═══ RECORDS PROVIDED ═══

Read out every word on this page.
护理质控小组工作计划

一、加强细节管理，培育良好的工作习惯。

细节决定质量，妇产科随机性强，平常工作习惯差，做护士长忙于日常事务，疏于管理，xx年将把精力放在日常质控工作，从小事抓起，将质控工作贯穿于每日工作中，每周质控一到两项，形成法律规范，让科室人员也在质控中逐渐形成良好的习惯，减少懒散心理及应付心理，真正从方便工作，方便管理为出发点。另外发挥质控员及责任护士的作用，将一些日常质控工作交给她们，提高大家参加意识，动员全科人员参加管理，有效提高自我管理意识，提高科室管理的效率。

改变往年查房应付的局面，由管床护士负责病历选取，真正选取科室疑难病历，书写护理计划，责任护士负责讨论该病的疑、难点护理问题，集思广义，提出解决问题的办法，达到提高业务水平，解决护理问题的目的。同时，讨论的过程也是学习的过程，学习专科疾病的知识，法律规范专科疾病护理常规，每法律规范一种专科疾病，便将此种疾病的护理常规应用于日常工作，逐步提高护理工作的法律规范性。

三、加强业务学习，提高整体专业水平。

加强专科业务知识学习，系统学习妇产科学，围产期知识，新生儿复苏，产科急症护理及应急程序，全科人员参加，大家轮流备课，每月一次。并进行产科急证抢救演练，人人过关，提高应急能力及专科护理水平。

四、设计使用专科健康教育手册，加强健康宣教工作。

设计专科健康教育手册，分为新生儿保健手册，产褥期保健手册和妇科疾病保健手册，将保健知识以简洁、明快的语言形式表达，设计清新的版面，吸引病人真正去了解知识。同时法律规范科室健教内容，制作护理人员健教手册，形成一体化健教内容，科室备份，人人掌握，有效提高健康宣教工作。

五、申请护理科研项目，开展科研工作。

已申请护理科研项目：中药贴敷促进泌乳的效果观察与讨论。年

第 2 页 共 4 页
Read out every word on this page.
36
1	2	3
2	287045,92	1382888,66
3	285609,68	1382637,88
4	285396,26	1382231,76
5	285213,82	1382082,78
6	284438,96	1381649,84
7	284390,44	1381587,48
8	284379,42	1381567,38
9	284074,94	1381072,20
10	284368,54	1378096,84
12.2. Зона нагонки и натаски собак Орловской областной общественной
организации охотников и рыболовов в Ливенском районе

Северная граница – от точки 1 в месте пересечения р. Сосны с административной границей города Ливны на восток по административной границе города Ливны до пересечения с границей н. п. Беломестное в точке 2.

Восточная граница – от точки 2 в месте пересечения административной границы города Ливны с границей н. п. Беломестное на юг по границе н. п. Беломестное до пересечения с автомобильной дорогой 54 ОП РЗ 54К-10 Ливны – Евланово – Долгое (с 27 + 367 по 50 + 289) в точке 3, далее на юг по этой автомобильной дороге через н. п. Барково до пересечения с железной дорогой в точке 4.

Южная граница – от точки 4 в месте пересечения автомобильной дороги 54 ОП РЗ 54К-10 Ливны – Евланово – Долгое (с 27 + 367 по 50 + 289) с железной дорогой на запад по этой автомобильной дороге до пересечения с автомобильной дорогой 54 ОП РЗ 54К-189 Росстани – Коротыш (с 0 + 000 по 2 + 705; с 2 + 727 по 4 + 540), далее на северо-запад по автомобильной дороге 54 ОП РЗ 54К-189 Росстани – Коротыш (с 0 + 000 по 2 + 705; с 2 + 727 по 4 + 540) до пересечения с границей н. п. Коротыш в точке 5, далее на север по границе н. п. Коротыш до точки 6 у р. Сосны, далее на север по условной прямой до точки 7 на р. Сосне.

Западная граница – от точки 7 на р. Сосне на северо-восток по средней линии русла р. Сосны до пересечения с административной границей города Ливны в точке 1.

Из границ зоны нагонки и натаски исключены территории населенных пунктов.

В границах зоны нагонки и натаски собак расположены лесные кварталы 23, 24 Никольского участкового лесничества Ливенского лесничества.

═══

- [INSTRUCTIONS FOR THE TASK]: Reproduce all the records precisely.

- [RESULT FOR THIS TASK]:
Read out every word on this page.
护理质控小组工作计划

一、加强细节管理，培育良好的工作习惯。

细节决定质量，妇产科随机性强，平常工作习惯差，做护士长忙于日常事务，疏于管理，xx年将把精力放在日常质控工作，从小事抓起，将质控工作贯穿于每日工作中，每周质控一到两项，形成法律规范，让科室人员也在质控中逐渐形成良好的习惯，减少懒散心理及应付心理，真正从方便工作，方便管理为出发点。另外发挥质控员及责任护士的作用，将一些日常质控工作交给她们，提高大家参加意识，动员全科人员参加管理，有效提高自我管理意识，提高科室管理的效率。

改变往年查房应付的局面，由管床护士负责病历选取，真正选取科室疑难病历，书写护理计划，责任护士负责讨论该病的疑、难点护理问题，集思广义，提出解决问题的办法，达到提高业务水平，解决护理问题的目的。同时，讨论的过程也是学习的过程，学习专科疾病的知识，法律规范专科疾病护理常规，每法律规范一种专科疾病，便将此种疾病的护理常规应用于日常工作，逐步提高护理工作的法律规范性。

三、加强业务学习，提高整体专业水平。

加强专科业务知识学习，系统学习妇产科学，围产期知识，新生儿复苏，产科急症护理及应急程序，全科人员参加，大家轮流备课，每月一次。并进行产科急证抢救演练，人人过关，提高应急能力及专科护理水平。

四、设计使用专科健康教育手册，加强健康宣教工作。

设计专科健康教育手册，分为新生儿保健手册，产褥期保健手册和妇科疾病保健手册，将保健知识以简洁、明快的语言形式表达，设计清新的版面，吸引病人真正去了解知识。同时法律规范科室健教内容，制作护理人员健教手册，形成一体化健教内容，科室备份，人人掌握，有效提高健康宣教工作。

五、申请护理科研项目，开展科研工作。

已申请护理科研项目：中药贴敷促进泌乳的效果观察与讨论。年

第 2 页 共 4 页
Read out every word on this page.
36
1	2	3
2	287045,92	1382888,66
3	285609,68	1382637,88
4	285396,26	1382231,76
5	285213,82	1382082,78
6	284438,96	1381649,84
7	284390,44	1381587,48
8	284379,42	1381567,38
9	284074,94	1381072,20
10	284368,54	1378096,84
12.2. Зона нагонки и натаски собак Орловской областной общественной
организации охотников и рыболовов в Ливенском районе

Северная граница – от точки 1 в месте пересечения р. Сосны с административной границей города Ливны на восток по административной границе города Ливны до пересечения с границей н. п. Беломестное в точке 2.

Восточная граница – от точки 2 в месте пересечения административной границы города Ливны с границей н. п. Беломестное на юг по границе н. п. Беломестное до пересечения с автомобильной дорогой 54 ОП РЗ 54К-10 Ливны – Евланово – Долгое (с 27 + 367 по 50 + 289) в точке 3, далее на юг по этой автомобильной дороге через н. п. Барково до пересечения с железной дорогой в точке 4.

Южная граница – от точки 4 в месте пересечения автомобильной дороги 54 ОП РЗ 54К-10 Ливны – Евланово – Долгое (с 27 + 367 по 50 + 289) с железной дорогой на запад по этой автомобильной дороге до пересечения с автомобильной дорогой 54 ОП РЗ 54К-189 Росстани – Коротыш (с 0 + 000 по 2 + 705; с 2 + 727 по 4 + 540), далее на северо-запад по автомобильной дороге 54 ОП РЗ 54К-189 Росстани – Коротыш (с 0 + 000 по 2 + 705; с 2 + 727 по 4 + 540) до пересечения с границей н. п. Коротыш в точке 5, далее на север по границе н. п. Коротыш до точки 6 у р. Сосны, далее на север по условной прямой до точки 7 на р. Сосне.

Западная граница – от точки 7 на р. Сосне на северо-восток по средней линии русла р. Сосны до пересечения с административной границей города Ливны в точке 1.

Из границ зоны нагонки и натаски исключены территории населенных пунктов.

В границах зоны нагонки и натаски собак расположены лесные кварталы 23, 24 Никольского участкового лесничества Ливенского лесничества.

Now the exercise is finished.